▸ **Aim of the exercise**: Repeat, word for word, the rows between the line containing "List all visible" and the line containing "wind-period-label: 1 <box>903", with both of those lines included.

▸ **Exercise data**:
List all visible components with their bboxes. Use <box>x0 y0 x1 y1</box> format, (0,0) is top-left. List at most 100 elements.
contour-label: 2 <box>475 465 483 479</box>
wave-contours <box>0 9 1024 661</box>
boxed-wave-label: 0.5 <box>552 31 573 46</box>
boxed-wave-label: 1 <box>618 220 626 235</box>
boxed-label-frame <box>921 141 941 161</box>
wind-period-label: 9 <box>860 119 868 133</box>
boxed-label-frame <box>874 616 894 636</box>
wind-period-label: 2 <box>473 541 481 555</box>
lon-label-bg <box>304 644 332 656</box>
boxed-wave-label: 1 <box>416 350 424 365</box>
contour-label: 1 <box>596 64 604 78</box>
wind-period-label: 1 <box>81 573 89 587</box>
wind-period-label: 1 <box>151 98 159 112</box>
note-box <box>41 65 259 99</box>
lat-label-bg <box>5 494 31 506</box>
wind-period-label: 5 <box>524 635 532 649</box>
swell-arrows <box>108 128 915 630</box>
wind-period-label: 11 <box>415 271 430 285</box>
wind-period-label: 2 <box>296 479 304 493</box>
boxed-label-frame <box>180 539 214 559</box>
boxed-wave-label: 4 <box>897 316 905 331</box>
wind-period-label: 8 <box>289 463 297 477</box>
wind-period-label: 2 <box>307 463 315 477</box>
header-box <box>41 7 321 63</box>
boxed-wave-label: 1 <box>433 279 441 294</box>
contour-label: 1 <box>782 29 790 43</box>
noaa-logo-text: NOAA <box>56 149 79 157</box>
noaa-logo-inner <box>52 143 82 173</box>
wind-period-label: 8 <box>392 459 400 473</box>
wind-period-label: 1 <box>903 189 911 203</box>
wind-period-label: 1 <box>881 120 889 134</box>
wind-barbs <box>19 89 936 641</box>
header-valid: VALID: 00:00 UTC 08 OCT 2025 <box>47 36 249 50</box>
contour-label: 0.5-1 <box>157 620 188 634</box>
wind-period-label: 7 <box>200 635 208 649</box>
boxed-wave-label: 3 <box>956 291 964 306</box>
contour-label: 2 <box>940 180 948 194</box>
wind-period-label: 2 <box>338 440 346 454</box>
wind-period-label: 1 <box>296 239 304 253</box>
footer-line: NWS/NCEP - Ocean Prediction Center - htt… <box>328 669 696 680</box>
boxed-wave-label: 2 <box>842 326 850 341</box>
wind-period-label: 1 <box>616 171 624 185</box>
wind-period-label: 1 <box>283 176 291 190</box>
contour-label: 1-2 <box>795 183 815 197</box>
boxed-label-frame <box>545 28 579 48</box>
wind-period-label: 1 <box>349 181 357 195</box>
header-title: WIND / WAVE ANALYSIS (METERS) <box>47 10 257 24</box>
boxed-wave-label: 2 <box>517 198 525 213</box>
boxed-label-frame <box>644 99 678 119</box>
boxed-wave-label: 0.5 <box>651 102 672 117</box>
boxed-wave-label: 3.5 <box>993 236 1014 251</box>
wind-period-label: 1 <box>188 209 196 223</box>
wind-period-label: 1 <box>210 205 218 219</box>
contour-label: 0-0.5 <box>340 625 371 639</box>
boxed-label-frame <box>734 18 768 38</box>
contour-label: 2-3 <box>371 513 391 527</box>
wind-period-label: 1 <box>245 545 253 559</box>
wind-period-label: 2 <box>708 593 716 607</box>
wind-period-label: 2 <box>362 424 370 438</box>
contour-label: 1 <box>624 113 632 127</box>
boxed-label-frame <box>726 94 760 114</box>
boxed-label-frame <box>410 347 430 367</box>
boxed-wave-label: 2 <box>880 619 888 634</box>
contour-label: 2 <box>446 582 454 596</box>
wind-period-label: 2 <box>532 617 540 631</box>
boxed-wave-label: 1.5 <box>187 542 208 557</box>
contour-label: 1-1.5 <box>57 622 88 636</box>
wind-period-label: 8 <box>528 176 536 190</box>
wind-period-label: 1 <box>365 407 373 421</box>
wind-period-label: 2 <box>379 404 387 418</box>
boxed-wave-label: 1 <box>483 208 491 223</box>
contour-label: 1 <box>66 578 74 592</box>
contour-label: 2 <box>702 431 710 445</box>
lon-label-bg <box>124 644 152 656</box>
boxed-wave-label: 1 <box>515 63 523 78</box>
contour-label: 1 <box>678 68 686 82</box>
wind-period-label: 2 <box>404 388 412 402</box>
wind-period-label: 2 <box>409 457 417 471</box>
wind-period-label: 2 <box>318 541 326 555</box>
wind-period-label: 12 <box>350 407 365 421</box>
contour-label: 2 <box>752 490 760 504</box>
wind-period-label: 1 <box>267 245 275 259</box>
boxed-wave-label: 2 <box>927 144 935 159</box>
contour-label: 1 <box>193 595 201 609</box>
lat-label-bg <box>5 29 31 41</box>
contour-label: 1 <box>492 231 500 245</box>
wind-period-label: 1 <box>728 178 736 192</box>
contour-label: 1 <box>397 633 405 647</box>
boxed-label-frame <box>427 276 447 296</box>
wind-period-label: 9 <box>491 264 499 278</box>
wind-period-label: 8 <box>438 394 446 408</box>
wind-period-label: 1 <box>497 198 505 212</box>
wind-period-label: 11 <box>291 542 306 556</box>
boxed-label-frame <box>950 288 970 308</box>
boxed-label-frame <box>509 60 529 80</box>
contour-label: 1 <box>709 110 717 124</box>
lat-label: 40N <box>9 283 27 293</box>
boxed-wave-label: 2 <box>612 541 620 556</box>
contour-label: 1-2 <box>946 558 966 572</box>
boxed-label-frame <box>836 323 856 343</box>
==
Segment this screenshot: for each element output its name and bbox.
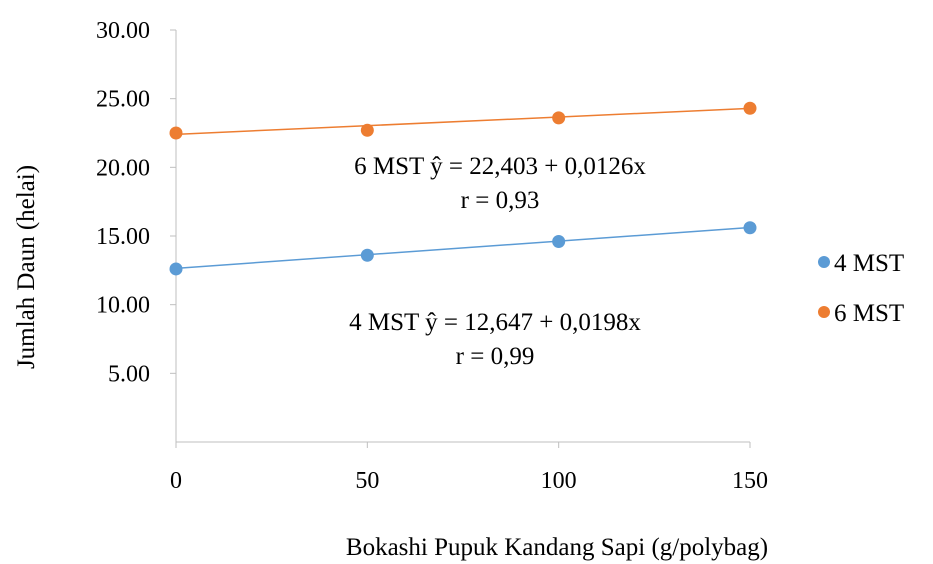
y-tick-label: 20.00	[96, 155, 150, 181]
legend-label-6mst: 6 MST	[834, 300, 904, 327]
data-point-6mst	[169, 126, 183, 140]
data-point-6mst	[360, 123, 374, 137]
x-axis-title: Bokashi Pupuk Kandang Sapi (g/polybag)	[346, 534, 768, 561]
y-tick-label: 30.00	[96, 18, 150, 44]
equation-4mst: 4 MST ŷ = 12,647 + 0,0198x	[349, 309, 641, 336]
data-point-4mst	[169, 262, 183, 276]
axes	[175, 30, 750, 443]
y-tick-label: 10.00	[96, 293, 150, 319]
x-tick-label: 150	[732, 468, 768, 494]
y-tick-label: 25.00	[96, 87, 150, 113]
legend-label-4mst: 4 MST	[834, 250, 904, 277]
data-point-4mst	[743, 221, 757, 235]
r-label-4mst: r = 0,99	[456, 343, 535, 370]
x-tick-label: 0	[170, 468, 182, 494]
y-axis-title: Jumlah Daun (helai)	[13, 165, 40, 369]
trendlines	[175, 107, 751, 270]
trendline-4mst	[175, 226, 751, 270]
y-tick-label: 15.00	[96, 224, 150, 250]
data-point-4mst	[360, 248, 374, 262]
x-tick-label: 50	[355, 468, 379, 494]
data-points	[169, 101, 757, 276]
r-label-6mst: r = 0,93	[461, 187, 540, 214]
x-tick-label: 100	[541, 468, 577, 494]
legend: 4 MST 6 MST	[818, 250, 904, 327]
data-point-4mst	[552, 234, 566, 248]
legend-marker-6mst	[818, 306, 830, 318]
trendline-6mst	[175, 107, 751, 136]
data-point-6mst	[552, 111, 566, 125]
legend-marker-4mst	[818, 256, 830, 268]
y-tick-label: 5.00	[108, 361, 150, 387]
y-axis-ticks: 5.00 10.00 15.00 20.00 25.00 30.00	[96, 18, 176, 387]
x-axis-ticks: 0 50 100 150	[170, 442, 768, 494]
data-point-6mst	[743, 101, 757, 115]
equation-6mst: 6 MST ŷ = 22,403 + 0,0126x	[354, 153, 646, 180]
* * *
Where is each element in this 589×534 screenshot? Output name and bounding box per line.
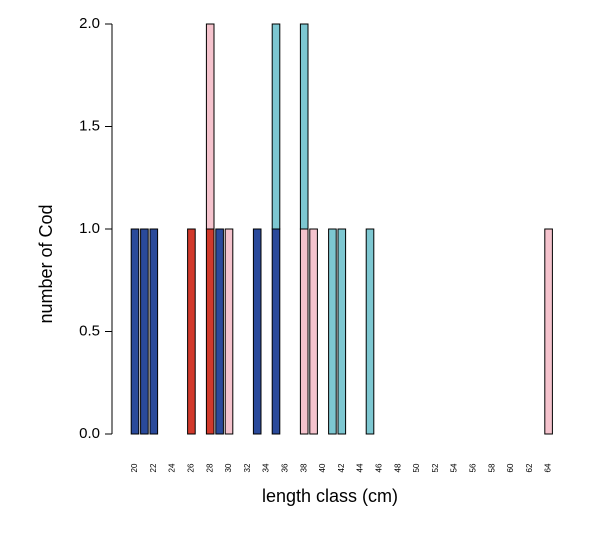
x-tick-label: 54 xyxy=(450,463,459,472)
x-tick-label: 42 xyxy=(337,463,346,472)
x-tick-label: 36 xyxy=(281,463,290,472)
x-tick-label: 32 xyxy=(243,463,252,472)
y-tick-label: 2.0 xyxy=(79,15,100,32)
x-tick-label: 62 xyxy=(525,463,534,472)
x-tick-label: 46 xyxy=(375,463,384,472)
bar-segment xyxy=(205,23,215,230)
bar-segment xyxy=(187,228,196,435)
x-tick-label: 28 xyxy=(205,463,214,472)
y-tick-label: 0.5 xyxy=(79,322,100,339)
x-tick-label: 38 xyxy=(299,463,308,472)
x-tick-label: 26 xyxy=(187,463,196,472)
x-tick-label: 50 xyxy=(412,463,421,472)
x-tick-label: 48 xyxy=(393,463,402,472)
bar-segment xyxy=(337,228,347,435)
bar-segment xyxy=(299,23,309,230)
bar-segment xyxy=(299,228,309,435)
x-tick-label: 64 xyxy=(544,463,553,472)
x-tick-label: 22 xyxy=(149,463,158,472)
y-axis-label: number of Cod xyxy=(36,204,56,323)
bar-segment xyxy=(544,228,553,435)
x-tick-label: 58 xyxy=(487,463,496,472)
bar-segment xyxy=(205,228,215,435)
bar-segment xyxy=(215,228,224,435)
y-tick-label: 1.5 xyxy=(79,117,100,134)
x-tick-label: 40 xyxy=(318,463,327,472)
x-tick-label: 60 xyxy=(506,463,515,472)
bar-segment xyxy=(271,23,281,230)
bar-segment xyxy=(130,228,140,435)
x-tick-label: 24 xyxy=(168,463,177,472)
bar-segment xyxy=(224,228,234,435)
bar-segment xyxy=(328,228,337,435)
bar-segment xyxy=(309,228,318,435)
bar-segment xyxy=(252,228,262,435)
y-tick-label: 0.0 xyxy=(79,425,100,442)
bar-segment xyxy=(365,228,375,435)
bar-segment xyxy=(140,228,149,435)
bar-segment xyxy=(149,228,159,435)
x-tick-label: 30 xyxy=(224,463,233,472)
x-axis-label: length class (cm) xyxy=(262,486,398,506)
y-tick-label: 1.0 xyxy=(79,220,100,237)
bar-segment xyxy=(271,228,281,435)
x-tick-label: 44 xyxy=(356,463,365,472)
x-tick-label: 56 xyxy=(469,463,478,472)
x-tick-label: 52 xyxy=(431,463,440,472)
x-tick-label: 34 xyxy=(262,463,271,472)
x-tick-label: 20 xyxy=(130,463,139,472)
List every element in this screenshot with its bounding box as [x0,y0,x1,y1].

▸ **Result of this exercise**:
List all visible components with their bboxes. Use <box>x0 y0 x1 y1</box> format, (0,0) is top-left. List at most 100 elements.
contour-label: 2 <box>475 465 483 479</box>
wave-contours <box>0 9 1024 661</box>
boxed-wave-label: 0.5 <box>552 31 573 46</box>
boxed-wave-label: 1 <box>618 220 626 235</box>
boxed-label-frame <box>921 141 941 161</box>
wind-period-label: 9 <box>860 119 868 133</box>
boxed-label-frame <box>874 616 894 636</box>
wind-period-label: 2 <box>473 541 481 555</box>
lon-label-bg <box>304 644 332 656</box>
boxed-wave-label: 1 <box>416 350 424 365</box>
contour-label: 1 <box>596 64 604 78</box>
wind-period-label: 1 <box>81 573 89 587</box>
wind-period-label: 1 <box>151 98 159 112</box>
note-box <box>41 65 259 99</box>
lat-label-bg <box>5 494 31 506</box>
wind-period-label: 5 <box>524 635 532 649</box>
swell-arrows <box>108 128 915 630</box>
wind-period-label: 11 <box>415 271 430 285</box>
wind-period-label: 2 <box>296 479 304 493</box>
boxed-label-frame <box>180 539 214 559</box>
boxed-wave-label: 4 <box>897 316 905 331</box>
wind-period-label: 8 <box>289 463 297 477</box>
wind-period-label: 2 <box>307 463 315 477</box>
header-box <box>41 7 321 63</box>
boxed-wave-label: 1 <box>433 279 441 294</box>
contour-label: 1 <box>782 29 790 43</box>
noaa-logo-text: NOAA <box>56 149 79 157</box>
noaa-logo-inner <box>52 143 82 173</box>
wind-period-label: 8 <box>392 459 400 473</box>
wind-period-label: 1 <box>903 189 911 203</box>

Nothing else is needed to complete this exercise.